Exercise details ::
Copy each line with the word "Photometric" in it.

Provided material ::
==============================
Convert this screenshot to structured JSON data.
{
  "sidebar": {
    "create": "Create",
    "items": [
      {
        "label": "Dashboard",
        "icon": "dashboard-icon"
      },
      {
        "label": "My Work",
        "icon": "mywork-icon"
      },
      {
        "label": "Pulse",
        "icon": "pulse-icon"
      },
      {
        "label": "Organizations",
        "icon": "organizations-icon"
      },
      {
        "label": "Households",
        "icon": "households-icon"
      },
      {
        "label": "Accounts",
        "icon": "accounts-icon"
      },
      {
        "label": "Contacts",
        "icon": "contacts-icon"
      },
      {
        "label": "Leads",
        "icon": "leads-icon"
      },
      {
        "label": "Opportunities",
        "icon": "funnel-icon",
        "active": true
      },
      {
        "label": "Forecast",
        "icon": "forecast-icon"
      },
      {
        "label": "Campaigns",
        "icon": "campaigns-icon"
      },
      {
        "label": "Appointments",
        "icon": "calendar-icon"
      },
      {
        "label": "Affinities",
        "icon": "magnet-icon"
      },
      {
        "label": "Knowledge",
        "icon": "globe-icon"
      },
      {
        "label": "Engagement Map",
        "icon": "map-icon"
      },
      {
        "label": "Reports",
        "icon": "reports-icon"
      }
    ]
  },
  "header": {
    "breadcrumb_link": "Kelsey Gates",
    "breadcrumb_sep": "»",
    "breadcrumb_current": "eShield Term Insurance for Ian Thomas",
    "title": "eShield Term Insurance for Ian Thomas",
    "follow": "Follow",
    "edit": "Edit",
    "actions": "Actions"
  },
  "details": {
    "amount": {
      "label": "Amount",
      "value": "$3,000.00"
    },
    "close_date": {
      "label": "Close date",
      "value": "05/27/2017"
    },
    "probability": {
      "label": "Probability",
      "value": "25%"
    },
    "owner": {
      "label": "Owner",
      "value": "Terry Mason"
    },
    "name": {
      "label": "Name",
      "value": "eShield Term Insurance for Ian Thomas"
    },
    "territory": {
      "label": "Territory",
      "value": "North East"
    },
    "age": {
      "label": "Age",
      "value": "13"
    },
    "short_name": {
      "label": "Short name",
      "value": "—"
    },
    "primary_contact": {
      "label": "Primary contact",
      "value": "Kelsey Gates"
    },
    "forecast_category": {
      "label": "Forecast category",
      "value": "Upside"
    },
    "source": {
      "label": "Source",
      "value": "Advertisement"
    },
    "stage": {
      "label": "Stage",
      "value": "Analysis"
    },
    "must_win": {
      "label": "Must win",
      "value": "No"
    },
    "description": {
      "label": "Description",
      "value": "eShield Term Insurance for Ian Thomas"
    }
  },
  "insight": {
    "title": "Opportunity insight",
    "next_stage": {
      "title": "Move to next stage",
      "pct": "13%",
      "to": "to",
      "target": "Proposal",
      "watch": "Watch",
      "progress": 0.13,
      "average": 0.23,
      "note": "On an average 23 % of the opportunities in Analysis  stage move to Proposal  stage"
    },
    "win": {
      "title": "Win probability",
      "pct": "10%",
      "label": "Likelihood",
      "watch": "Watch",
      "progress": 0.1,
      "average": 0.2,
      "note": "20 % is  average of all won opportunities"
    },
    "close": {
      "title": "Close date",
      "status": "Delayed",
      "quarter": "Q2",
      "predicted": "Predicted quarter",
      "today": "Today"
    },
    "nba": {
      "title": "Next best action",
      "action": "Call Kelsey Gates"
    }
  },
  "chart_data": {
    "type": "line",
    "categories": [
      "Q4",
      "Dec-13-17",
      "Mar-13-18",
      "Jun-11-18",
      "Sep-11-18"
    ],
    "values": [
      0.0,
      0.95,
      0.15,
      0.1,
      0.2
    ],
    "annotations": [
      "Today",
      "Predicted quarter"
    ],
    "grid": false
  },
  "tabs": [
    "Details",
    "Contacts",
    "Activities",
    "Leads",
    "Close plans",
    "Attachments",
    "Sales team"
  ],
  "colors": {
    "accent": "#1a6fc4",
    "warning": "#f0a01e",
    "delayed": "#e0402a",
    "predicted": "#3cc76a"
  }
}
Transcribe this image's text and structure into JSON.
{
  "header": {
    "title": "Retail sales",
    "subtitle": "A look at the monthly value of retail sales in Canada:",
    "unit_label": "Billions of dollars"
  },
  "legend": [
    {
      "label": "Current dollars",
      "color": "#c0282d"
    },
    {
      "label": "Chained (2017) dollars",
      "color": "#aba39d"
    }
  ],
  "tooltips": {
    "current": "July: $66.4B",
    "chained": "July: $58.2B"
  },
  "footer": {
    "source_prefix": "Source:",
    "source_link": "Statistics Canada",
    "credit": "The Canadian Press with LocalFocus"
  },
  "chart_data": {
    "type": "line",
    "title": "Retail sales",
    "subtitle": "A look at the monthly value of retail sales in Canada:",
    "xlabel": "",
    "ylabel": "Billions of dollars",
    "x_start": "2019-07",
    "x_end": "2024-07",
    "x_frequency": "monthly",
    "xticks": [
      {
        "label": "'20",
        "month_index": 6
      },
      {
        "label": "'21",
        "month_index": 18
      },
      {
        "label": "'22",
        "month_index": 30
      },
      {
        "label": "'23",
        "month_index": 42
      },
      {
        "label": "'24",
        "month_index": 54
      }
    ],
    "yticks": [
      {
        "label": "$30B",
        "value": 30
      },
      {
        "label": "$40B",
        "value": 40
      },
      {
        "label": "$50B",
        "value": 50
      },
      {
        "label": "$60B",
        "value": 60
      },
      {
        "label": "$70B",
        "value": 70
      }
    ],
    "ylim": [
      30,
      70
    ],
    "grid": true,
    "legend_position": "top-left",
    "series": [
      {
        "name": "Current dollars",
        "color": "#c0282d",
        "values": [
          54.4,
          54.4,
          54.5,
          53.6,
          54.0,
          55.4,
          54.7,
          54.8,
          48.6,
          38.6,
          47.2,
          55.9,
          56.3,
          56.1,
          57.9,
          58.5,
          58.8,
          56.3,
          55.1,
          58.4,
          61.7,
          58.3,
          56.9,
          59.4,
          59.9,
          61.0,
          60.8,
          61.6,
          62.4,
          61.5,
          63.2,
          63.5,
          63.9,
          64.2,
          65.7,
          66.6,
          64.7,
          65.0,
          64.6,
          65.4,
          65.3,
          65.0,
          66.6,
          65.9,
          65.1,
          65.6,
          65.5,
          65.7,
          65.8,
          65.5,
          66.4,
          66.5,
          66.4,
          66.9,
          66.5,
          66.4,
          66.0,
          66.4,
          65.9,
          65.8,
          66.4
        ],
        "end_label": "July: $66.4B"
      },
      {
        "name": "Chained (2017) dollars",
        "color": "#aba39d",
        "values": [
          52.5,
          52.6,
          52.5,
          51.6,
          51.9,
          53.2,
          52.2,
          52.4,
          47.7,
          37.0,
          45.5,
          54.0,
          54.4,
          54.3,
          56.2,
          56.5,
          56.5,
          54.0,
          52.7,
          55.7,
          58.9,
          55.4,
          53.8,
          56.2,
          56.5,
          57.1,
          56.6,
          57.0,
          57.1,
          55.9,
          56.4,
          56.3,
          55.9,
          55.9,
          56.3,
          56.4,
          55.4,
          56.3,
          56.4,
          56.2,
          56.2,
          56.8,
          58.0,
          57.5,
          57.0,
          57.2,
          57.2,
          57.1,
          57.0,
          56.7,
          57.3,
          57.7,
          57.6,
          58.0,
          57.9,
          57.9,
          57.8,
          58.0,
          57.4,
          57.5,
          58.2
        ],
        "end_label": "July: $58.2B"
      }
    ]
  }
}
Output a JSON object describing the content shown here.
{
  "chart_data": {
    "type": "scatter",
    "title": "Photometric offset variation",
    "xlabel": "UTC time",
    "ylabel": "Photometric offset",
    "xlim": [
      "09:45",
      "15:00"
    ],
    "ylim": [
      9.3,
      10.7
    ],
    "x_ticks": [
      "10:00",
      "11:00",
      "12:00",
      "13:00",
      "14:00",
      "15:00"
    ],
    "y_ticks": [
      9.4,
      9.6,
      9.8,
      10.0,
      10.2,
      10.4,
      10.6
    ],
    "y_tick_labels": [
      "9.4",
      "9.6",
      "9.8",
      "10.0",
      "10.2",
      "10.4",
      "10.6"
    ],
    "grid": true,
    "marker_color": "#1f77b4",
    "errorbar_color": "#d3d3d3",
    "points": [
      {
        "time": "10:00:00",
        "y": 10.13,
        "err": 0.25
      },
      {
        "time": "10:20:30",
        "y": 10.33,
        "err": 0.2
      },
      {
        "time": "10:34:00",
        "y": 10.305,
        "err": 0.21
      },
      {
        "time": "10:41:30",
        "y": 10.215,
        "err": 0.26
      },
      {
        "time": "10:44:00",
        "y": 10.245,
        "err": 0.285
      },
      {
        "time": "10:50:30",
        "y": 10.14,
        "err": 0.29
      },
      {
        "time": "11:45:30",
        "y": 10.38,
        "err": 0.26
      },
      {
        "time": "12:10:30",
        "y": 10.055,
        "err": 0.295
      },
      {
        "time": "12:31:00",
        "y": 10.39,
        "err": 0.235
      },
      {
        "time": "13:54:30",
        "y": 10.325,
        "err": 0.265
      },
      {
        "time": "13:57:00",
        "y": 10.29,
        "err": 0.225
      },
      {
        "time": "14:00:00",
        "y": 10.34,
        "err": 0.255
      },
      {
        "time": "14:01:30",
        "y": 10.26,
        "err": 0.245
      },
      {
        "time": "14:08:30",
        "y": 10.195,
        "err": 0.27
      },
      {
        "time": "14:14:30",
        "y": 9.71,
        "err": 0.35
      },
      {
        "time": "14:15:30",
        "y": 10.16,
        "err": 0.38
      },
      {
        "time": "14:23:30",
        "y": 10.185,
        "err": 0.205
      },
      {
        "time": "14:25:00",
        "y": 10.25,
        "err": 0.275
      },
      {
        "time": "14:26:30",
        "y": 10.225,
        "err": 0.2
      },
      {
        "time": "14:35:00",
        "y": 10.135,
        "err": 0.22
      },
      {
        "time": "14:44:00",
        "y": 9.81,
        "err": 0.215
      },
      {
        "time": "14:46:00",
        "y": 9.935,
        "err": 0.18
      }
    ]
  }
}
==============================
Final result ::
    "title": "Photometric offset variation",
    "ylabel": "Photometric offset",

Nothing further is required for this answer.